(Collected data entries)
┌──

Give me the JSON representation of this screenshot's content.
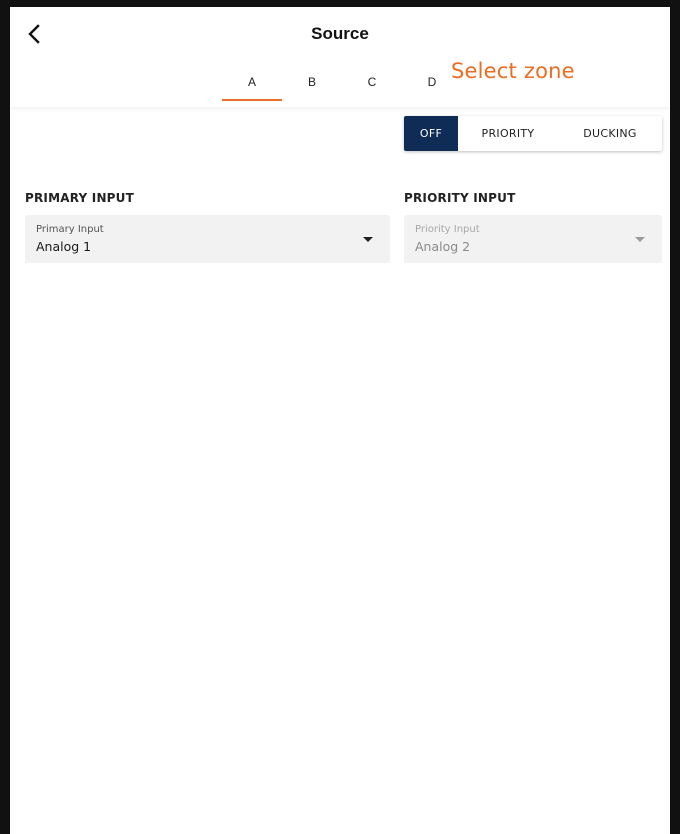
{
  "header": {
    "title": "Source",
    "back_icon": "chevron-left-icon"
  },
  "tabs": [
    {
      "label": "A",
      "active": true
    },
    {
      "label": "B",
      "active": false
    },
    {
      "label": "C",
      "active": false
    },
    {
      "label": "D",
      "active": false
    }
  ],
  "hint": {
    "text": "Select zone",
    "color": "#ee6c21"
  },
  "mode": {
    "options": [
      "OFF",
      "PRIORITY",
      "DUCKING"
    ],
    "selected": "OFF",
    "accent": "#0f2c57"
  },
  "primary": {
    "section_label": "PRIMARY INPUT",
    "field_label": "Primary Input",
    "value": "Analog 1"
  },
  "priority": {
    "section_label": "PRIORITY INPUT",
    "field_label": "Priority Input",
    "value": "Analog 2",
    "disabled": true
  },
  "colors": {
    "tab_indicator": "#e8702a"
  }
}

└──
┌──

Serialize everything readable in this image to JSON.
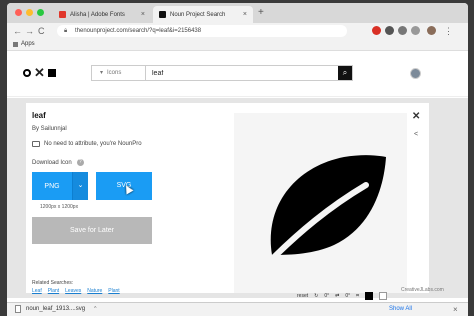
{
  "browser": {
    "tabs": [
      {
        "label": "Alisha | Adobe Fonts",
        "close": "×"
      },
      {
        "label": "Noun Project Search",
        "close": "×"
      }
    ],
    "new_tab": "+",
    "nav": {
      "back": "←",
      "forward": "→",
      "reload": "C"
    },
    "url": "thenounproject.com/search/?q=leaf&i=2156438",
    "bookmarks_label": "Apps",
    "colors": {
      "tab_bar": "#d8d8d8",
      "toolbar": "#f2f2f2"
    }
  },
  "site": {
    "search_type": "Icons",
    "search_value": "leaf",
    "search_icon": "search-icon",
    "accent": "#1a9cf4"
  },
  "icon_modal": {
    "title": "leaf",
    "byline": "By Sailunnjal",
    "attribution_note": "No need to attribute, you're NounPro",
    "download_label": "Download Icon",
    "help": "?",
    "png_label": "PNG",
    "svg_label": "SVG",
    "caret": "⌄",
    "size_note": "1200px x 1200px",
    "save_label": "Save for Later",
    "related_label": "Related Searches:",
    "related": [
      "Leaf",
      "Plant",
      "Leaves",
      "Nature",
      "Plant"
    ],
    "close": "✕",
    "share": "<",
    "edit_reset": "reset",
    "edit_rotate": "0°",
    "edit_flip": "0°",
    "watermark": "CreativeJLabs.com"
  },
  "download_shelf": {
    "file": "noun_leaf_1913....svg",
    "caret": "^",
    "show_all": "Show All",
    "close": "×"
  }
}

└──
┌──

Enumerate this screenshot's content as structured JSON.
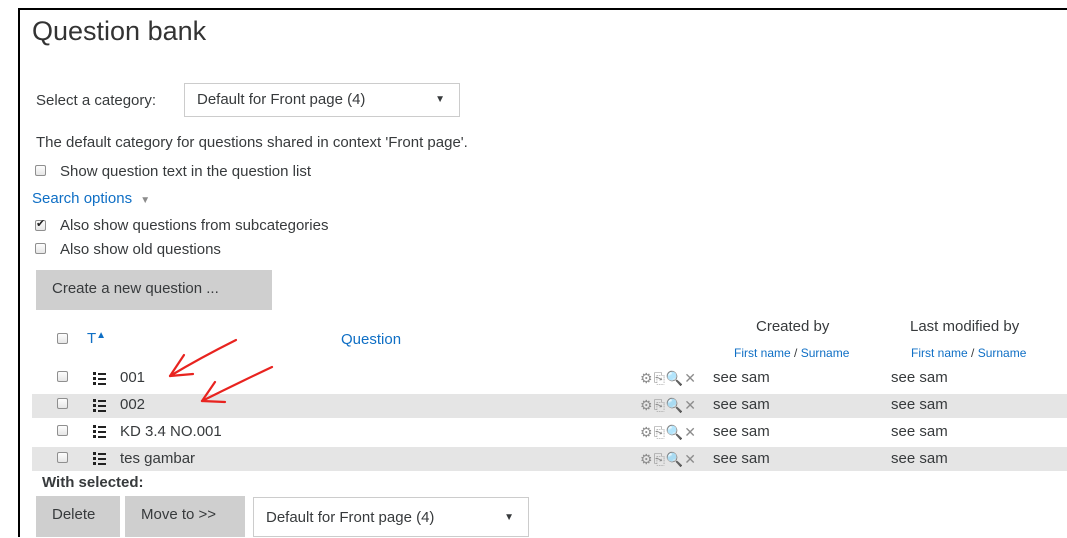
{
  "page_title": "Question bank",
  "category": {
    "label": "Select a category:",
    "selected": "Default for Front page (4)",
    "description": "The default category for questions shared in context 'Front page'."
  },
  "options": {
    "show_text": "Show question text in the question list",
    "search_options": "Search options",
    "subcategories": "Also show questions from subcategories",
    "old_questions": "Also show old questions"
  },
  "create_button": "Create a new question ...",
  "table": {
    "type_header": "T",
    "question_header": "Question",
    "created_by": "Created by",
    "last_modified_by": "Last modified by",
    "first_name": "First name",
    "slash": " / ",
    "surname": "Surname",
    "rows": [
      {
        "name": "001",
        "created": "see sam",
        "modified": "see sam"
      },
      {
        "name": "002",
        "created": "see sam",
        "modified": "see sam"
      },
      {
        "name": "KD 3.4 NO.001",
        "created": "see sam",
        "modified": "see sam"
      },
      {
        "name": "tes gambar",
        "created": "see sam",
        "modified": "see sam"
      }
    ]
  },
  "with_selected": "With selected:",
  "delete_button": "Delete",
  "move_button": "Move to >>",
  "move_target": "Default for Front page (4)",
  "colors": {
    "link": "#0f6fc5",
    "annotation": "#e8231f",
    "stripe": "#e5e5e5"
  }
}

└──

__GIVEN INSTRUCTION__: Read the data above. Pull out each line in which the string "questions" appears.

__TASK SOLUTION__:
    "description": "The default category for questions shared in context 'Front page'."
    "subcategories": "Also show questions from subcategories",
    "old_questions": "Also show old questions"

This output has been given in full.